EXTRACTED DATA.
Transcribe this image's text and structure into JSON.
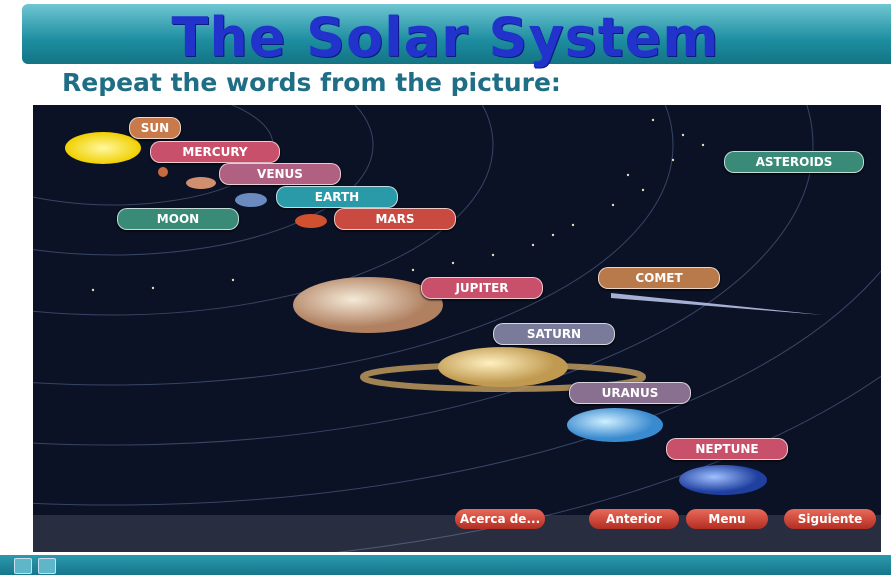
{
  "header": {
    "title": "The Solar System",
    "instruction": "Repeat the words from the picture:"
  },
  "labels": [
    "SUN",
    "MERCURY",
    "VENUS",
    "EARTH",
    "MOON",
    "MARS",
    "ASTEROIDS",
    "JUPITER",
    "COMET",
    "SATURN",
    "URANUS",
    "NEPTUNE"
  ],
  "navigation": [
    "Acerca de...",
    "Anterior",
    "Menu",
    "Siguiente"
  ]
}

TASK DETAILS. Quote the material in full and exactly; do not carry over its pictures.

REPLY.
Transcribe this image's text and structure into JSON.
{
  "header": {
    "title": "The Solar System",
    "instruction": "Repeat the words from the picture:"
  },
  "labels": [
    "SUN",
    "MERCURY",
    "VENUS",
    "EARTH",
    "MOON",
    "MARS",
    "ASTEROIDS",
    "JUPITER",
    "COMET",
    "SATURN",
    "URANUS",
    "NEPTUNE"
  ],
  "navigation": [
    "Acerca de...",
    "Anterior",
    "Menu",
    "Siguiente"
  ]
}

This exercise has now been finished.